### Task prompt
Can you reproduce the lines of the material below without changing a character, beginning with the line containing "ytick-label: £2M [12, 37, 50, 48]" and ending with the line containing "attribution-line1: Contains HM", both included, and giving nothing else?

### Dataset records
━━━━━━━━━━━━━━━━━━━━━━━━━━━━━━

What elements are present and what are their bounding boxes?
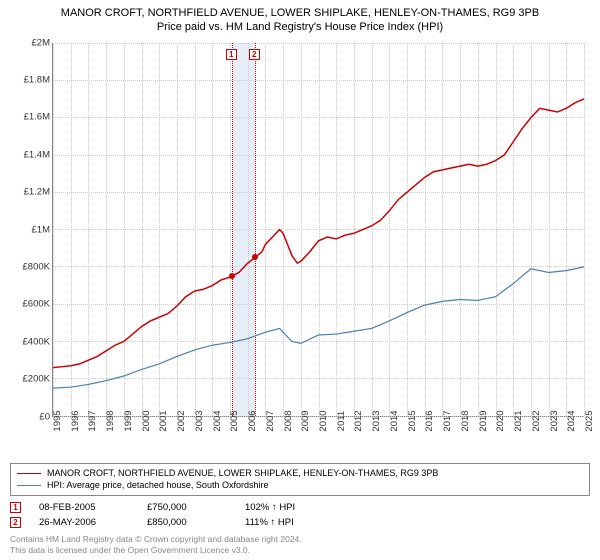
ytick-label: £2M [12, 37, 50, 48]
sale-dot [252, 254, 258, 260]
xtick-label: 2001 [158, 410, 169, 431]
xtick-label: 2008 [283, 410, 294, 431]
xtick-label: 2016 [424, 410, 435, 431]
transactions-table: 1 08-FEB-2005 £750,000 102% ↑ HPI 2 26-MAY-20… [10, 500, 590, 530]
xtick-label: 2005 [229, 410, 240, 431]
legend-row: HPI: Average price, detached house, Sout… [17, 479, 583, 492]
transaction-date: 08-FEB-2005 [39, 502, 129, 513]
ytick-label: £1.2M [12, 187, 50, 198]
ytick-label: £1.8M [12, 75, 50, 86]
attribution: Contains HM Land Registry data © Crown c… [10, 534, 590, 556]
xtick-label: 2022 [531, 410, 542, 431]
title-block: MANOR CROFT, NORTHFIELD AVENUE, LOWER SH… [10, 6, 590, 35]
legend-row: MANOR CROFT, NORTHFIELD AVENUE, LOWER SH… [17, 467, 583, 480]
xtick-label: 2017 [442, 410, 453, 431]
xtick-label: 2003 [194, 410, 205, 431]
xtick-label: 2012 [353, 410, 364, 431]
transaction-marker: 2 [10, 517, 21, 528]
attribution-line1: Contains HM Land Registry data © Crown c… [10, 534, 590, 545]
xtick-label: 1998 [105, 410, 116, 431]
transaction-pct: 102% ↑ HPI [245, 502, 325, 513]
title-main: MANOR CROFT, NORTHFIELD AVENUE, LOWER SH… [10, 6, 590, 20]
ytick-label: £1.4M [12, 149, 50, 160]
xtick-label: 2004 [212, 410, 223, 431]
xtick-label: 2015 [407, 410, 418, 431]
ytick-label: £0 [12, 411, 50, 422]
legend-swatch [17, 485, 41, 486]
ytick-label: £1.6M [12, 112, 50, 123]
ytick-label: £600K [12, 299, 50, 310]
plot-region: 12 [52, 43, 584, 417]
xtick-label: 2010 [318, 410, 329, 431]
attribution-line2: This data is licensed under the Open Gov… [10, 545, 590, 556]
series-line-property [53, 99, 584, 368]
transaction-pct: 111% ↑ HPI [245, 517, 325, 528]
transaction-date: 26-MAY-2006 [39, 517, 129, 528]
xtick-label: 2025 [584, 410, 595, 431]
transaction-price: £750,000 [147, 502, 227, 513]
ytick-label: £400K [12, 336, 50, 347]
legend-label: HPI: Average price, detached house, Sout… [47, 479, 268, 492]
xtick-label: 2002 [176, 410, 187, 431]
xtick-label: 2019 [478, 410, 489, 431]
ytick-label: £200K [12, 374, 50, 385]
ytick-label: £800K [12, 262, 50, 273]
xtick-label: 2018 [460, 410, 471, 431]
sale-dot [229, 273, 235, 279]
legend-swatch [17, 473, 41, 474]
xtick-label: 2007 [265, 410, 276, 431]
chart-area: 12 £0 £200K £400K £600K £800K £1M £1.2M £1.4M £1… [10, 39, 590, 459]
xtick-label: 2013 [371, 410, 382, 431]
series-line-hpi [53, 266, 584, 387]
chart-container: MANOR CROFT, NORTHFIELD AVENUE, LOWER SH… [0, 0, 600, 560]
subtitle: Price paid vs. HM Land Registry's House … [10, 20, 590, 34]
xtick-label: 1995 [52, 410, 63, 431]
xtick-label: 2024 [566, 410, 577, 431]
xtick-label: 1996 [70, 410, 81, 431]
legend-label: MANOR CROFT, NORTHFIELD AVENUE, LOWER SH… [47, 467, 438, 480]
legend-box: MANOR CROFT, NORTHFIELD AVENUE, LOWER SH… [10, 463, 590, 496]
transaction-marker: 1 [10, 502, 21, 513]
xtick-label: 2023 [549, 410, 560, 431]
xtick-label: 2021 [513, 410, 524, 431]
transaction-row: 2 26-MAY-2006 £850,000 111% ↑ HPI [10, 515, 590, 530]
series-svg [53, 43, 584, 416]
xtick-label: 1997 [87, 410, 98, 431]
xtick-label: 2014 [389, 410, 400, 431]
legend-block: MANOR CROFT, NORTHFIELD AVENUE, LOWER SH… [10, 463, 590, 496]
xtick-label: 2006 [247, 410, 258, 431]
transaction-row: 1 08-FEB-2005 £750,000 102% ↑ HPI [10, 500, 590, 515]
xtick-label: 1999 [123, 410, 134, 431]
xtick-label: 2011 [336, 411, 347, 431]
xtick-label: 2020 [495, 410, 506, 431]
ytick-label: £1M [12, 224, 50, 235]
gridline-v [584, 43, 585, 416]
xtick-label: 2000 [141, 410, 152, 431]
transaction-price: £850,000 [147, 517, 227, 528]
xtick-label: 2009 [300, 410, 311, 431]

━━━━━━━━━━━━━━━━━━━━━━━━━━━━━━

### Answer to this exercise
ytick-label: £2M [12, 37, 50, 48]
sale-dot [252, 254, 258, 260]
xtick-label: 2001 [158, 410, 169, 431]
xtick-label: 2008 [283, 410, 294, 431]
xtick-label: 2016 [424, 410, 435, 431]
transactions-table: 1 08-FEB-2005 £750,000 102% ↑ HPI 2 26-MAY-20… [10, 500, 590, 530]
xtick-label: 2005 [229, 410, 240, 431]
legend-row: HPI: Average price, detached house, Sout… [17, 479, 583, 492]
transaction-date: 08-FEB-2005 [39, 502, 129, 513]
ytick-label: £1.2M [12, 187, 50, 198]
ytick-label: £1.8M [12, 75, 50, 86]
attribution: Contains HM Land Registry data © Crown c… [10, 534, 590, 556]
xtick-label: 2022 [531, 410, 542, 431]
title-block: MANOR CROFT, NORTHFIELD AVENUE, LOWER SH… [10, 6, 590, 35]
legend-row: MANOR CROFT, NORTHFIELD AVENUE, LOWER SH… [17, 467, 583, 480]
xtick-label: 2017 [442, 410, 453, 431]
xtick-label: 2003 [194, 410, 205, 431]
xtick-label: 2012 [353, 410, 364, 431]
transaction-marker: 2 [10, 517, 21, 528]
attribution-line1: Contains HM Land Registry data © Crown c… [10, 534, 590, 545]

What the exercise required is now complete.